Extrait du document:
■ ■ ■

Clint Eastwood: le dernier des géants?

Le 14 avril 2021

Une carrière et une filmographie exceptionnelles: acteur depuis 1955 (il avait 25 ans) et réalisateur dès les années 70, Clint Eastwood est connu pour avoir joué dans des films célèbres et, en tant que cinéaste, avoir réalisé des œuvres majeures tout en brossant le tableau d’une Amérique profonde et multicommunautaire dans laquelle se croisent ou s’affrontent les personnages de ses films.


Un exemple: Gran Torino (2008). Le plus grand succès d’Eastwood en tant que réalisateur et acteur, témoigne à la fois de l’âge avancé de Walt Kowalski (personnage central, interprété par le cinéaste qui a alors 78 ans) et du monde qui l’entoure: Walt habite les quartiers industriels de Détroit, au moment où certaines entreprises sont aux prises avec des difficultés économiques liées aux problèmes de l’immigration. Gran Torino est aussi, en même temps, une réflexion plus générale sur le sens de l’existence, sur la certitude que, dans ce monde, seule l’action est capable d’être salvatrice, mais qu’elle peut tout aussi bien se révéler vaine et inféconde. Tant pis, il ne reste plus alors qu’à se sacrifier…


Dans la première partie de sa vie (1955-1971), Eastwood a été uniquement acteur et on le croise dans une trentaine de longs métrages tournés par des cinéastes célèbres, ou par d’autres moins connus. D’abord dans de petits films, puis dans des séries TV qui ne vont pas toujours connaître le succès. C’est Sergio Leone qui, l’engageant dans la célèbre «Trilogie du dollar», va révéler son nom d’acteur (Pour une poignée de dollars, 1964; Et pour quelques dollars de plus, 1965; Le Bon, la brute et le truand, 1966). En 1971 Eastwood réalise son premier film, Un frisson dans la nuit, suivi de L’Homme des hautes plaines (1972). Le voilà lancé: débute alors une seconde période de sa vie où il interprète des rôles centraux, dans des films très importants (commercialement parlant en tout cas) qu’il réalise lui-même ou qui sont tournés par d’autres. Et à partir des années 90 il devient (à une ou deux exceptions près) le réalisateur de tous ses films, d’abord coaché par la Warner Bros., avant de la quitter et de devenir - le plus souvent - son propre producteur. Aujourd’hui, avec la quarantaine de films dont il a assumé seul la réalisation (en tenant souvent le rôle principal), il est l’un des cinéastes les plus connus au monde. A son actif des films d’action, des westerns, des drames sociaux, ou des films plus «classiques», teintés ici ou là de quelques (rares) touches relevant de la comédie.

■ ■ ■

[Entrées des éléments de mise en page]

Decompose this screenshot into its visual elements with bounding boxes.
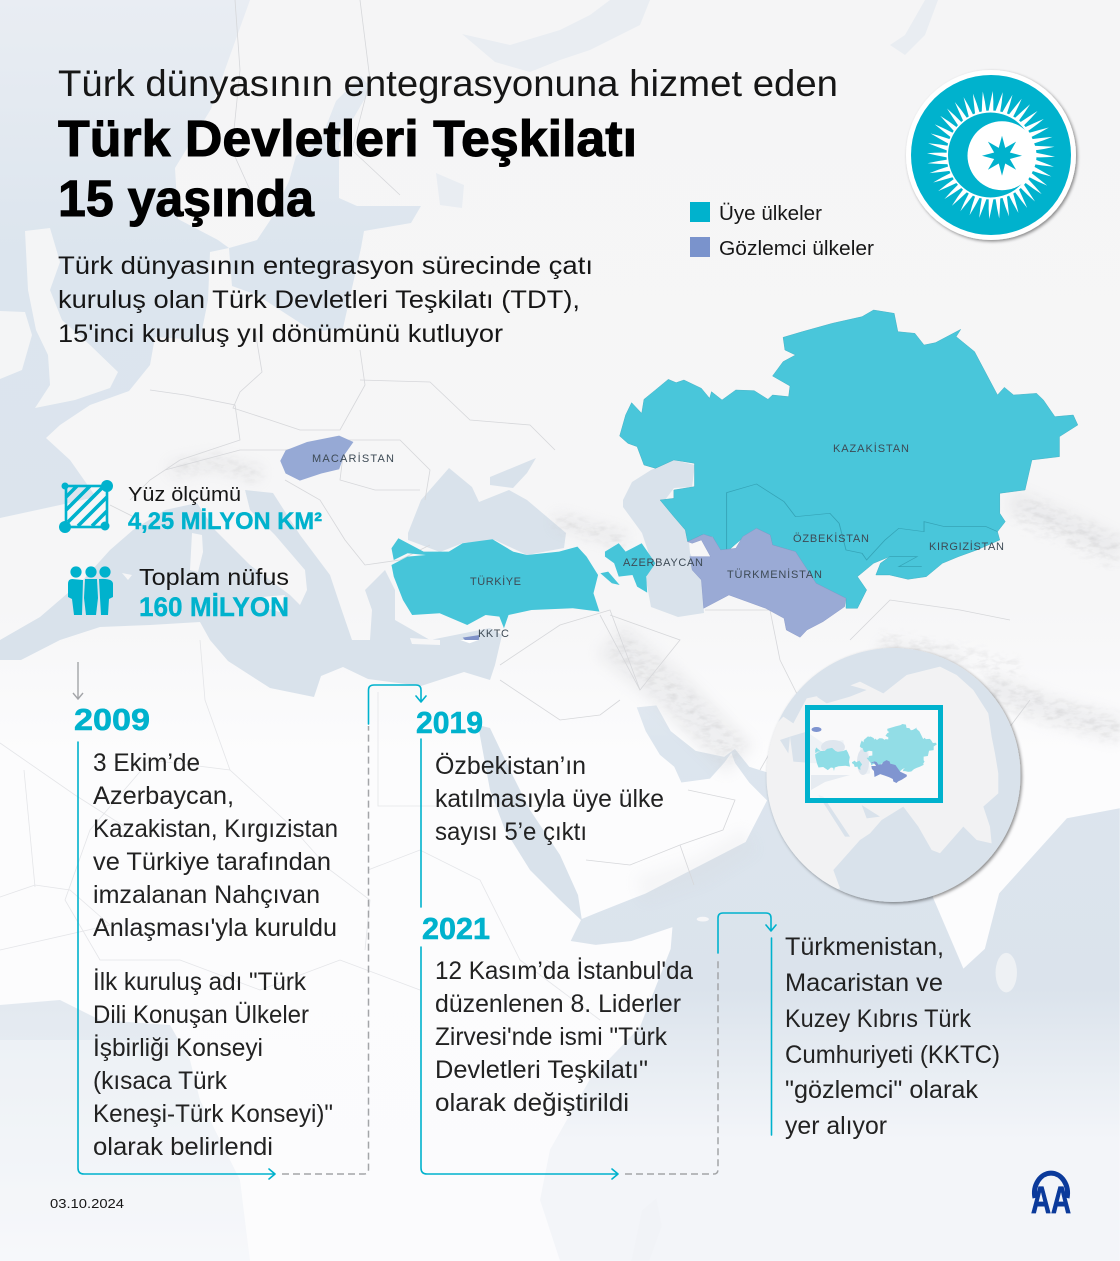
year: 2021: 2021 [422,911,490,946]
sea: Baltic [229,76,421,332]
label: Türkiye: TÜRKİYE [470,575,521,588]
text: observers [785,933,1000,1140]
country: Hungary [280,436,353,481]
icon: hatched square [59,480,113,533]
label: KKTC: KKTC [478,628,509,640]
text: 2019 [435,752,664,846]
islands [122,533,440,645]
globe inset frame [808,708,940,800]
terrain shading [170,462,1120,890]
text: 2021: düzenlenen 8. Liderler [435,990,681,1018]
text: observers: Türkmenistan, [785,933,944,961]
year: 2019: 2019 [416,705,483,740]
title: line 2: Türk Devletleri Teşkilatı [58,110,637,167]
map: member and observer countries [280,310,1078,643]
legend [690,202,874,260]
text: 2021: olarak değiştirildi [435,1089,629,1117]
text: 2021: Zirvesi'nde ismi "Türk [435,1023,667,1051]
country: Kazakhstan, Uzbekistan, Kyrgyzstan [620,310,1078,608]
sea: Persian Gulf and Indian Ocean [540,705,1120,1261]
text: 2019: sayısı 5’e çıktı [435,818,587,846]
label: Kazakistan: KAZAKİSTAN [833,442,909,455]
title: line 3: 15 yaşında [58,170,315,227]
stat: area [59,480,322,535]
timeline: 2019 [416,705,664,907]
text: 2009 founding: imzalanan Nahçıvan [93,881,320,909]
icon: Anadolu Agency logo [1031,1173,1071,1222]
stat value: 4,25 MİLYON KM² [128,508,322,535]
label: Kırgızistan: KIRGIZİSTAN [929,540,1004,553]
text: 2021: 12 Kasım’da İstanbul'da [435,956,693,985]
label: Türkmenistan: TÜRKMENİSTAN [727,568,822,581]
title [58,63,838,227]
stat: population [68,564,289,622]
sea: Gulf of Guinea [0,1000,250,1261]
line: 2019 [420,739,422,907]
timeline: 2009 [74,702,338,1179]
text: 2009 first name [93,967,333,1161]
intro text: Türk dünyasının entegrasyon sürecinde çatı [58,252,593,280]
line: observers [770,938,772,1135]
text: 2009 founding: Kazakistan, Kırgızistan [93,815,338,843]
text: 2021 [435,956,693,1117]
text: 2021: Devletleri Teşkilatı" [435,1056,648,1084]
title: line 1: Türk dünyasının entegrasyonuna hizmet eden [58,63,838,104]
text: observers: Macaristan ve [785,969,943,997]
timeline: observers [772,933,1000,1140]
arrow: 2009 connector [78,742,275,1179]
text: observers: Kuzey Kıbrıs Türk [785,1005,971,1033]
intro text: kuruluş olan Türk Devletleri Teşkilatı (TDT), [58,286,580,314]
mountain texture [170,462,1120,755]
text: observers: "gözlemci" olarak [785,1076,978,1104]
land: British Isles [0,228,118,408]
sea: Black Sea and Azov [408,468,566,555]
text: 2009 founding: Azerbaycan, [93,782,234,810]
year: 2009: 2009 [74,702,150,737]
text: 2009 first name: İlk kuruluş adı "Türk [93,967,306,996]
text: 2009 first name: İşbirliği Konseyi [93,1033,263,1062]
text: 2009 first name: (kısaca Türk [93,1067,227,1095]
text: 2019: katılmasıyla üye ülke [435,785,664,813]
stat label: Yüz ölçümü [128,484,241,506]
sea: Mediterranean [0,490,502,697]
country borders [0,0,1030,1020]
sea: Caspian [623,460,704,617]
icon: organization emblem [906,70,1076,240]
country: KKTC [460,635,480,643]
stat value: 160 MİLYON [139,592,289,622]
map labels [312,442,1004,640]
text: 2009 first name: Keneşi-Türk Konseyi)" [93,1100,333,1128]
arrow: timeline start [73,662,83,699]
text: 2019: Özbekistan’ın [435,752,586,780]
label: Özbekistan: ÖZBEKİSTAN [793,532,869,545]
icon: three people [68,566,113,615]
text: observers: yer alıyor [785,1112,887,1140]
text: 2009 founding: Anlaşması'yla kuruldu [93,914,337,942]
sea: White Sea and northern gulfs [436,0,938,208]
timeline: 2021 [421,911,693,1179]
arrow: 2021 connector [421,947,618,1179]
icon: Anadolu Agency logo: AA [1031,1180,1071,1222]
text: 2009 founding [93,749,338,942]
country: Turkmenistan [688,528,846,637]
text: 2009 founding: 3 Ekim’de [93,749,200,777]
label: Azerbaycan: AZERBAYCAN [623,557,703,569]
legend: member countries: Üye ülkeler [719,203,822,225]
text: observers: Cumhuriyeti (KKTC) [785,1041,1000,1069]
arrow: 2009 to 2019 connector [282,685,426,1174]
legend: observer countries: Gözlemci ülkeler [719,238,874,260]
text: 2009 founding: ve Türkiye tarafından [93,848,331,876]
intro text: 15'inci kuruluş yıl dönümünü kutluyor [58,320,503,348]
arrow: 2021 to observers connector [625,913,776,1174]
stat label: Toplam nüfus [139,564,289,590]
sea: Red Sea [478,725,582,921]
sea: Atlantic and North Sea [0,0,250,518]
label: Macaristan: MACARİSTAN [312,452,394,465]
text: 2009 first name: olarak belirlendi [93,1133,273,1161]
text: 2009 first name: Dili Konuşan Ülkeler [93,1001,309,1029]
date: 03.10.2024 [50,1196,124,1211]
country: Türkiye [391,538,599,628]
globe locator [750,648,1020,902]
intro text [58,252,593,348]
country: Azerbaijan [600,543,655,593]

■ ■ ■

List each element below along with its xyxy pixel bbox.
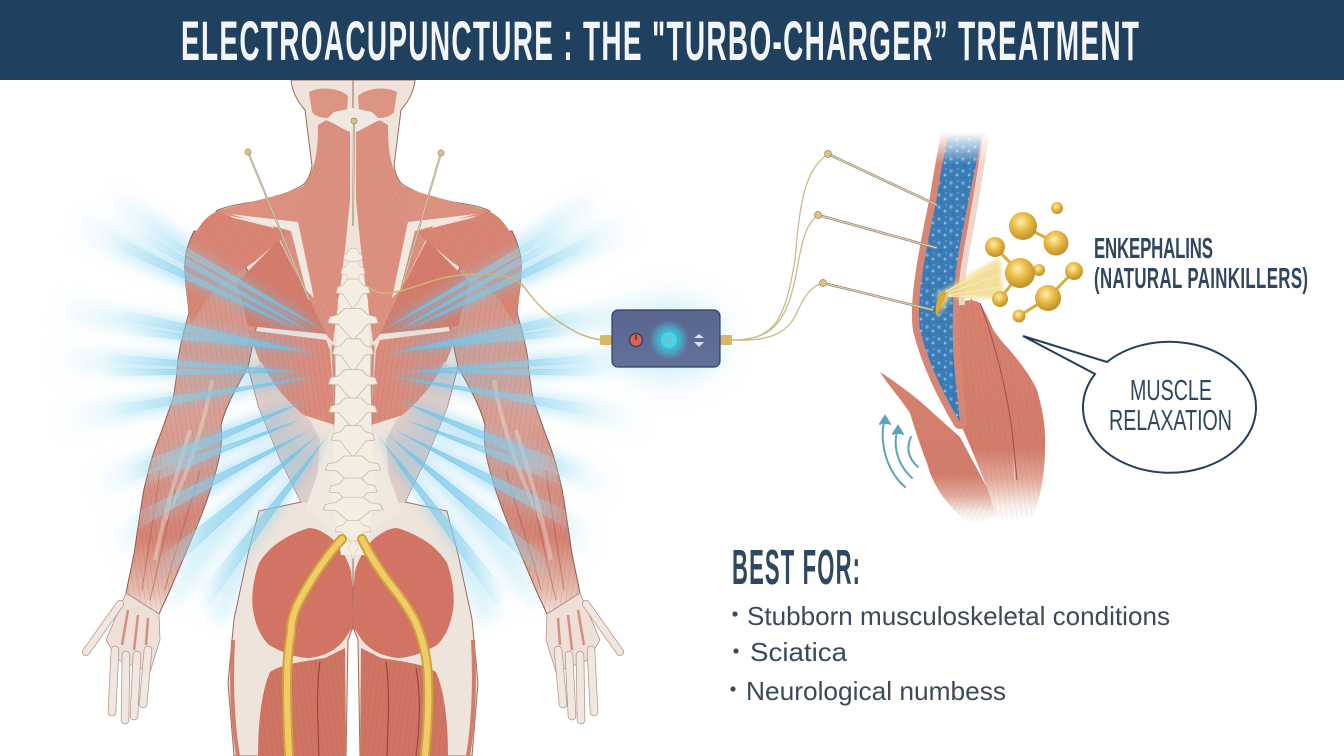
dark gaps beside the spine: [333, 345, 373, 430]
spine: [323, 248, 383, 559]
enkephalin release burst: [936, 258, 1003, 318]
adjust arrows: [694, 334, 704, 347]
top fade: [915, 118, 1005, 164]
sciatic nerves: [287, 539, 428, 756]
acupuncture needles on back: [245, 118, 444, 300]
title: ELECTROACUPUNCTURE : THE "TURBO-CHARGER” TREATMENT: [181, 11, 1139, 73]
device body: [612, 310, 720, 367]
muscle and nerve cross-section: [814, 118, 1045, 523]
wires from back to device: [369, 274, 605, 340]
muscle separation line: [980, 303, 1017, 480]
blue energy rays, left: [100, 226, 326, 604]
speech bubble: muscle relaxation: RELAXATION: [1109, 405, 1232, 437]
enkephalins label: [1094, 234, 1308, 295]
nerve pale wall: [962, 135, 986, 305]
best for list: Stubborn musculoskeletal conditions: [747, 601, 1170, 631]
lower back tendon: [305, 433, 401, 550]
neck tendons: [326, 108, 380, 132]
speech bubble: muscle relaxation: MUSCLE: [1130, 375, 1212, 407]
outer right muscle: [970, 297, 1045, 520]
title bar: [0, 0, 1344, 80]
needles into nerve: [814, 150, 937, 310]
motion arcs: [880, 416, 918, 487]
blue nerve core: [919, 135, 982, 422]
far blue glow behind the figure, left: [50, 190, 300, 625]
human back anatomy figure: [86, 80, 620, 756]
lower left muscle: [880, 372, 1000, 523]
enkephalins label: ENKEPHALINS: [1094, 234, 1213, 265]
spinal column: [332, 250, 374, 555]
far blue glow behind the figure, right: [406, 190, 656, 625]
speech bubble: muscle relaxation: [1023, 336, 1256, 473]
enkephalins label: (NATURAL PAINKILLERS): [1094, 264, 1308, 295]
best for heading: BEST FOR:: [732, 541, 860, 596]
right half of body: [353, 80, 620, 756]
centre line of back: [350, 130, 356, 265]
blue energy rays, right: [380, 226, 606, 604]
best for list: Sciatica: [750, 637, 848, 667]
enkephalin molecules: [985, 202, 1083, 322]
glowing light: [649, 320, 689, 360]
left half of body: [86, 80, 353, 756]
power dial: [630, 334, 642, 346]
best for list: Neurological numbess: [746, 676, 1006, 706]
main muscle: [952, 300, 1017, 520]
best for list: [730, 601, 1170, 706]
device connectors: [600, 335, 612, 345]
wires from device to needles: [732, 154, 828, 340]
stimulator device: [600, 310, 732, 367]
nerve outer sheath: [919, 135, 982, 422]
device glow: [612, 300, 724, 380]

■ ■ ■

Consigne 1:
Répondez à ces questions sur l'extrait consacré à Clint Eastwood :
(a) En quelle année Eastwood a-t-il débuté comme acteur ?
(b) Dans quelle ville habite Walt Kowalski, le personnage central de Gran Torino ?
(c) Quel est le premier film réalisé par Eastwood ?
Consigne 2: Poursuivez le texte sur Clint Eastwood après sa dernière phrase.
Les enregistrements ne servent à rien ici.

Résultat final 1:
(a) En 1955.
(b) À Détroit, dans les quartiers industriels.
(c) Un frisson dans la nuit, en 1971.

Résultat final 2:
Parmi les nombreuses qualités de comédien de Clint Eastwood on a souvent cité une façon de mettre en évidence la fraîcheur de l’instant mêlée à une spontanéité retenue. Et aussi le rôle important chez lui des gestes: certains sont peut-être devenus des «tics», comme allumer son cigarillo, dégainer son arme en rejetant son poncho sur l’épaule, tout cela sur un tempo personnel où rien ne semble le presser ou l’inquiéter profondément. Tranquille lorsque les autres lui tirent dessus, nonchalant quand tout le monde s’agite, les événements ne l’empêchent pas d’être sensible, sinon sentimental. Il réussit à maintenir un mélange équilibré de sobriété efficace, de laconisme et de sensibilité discrète.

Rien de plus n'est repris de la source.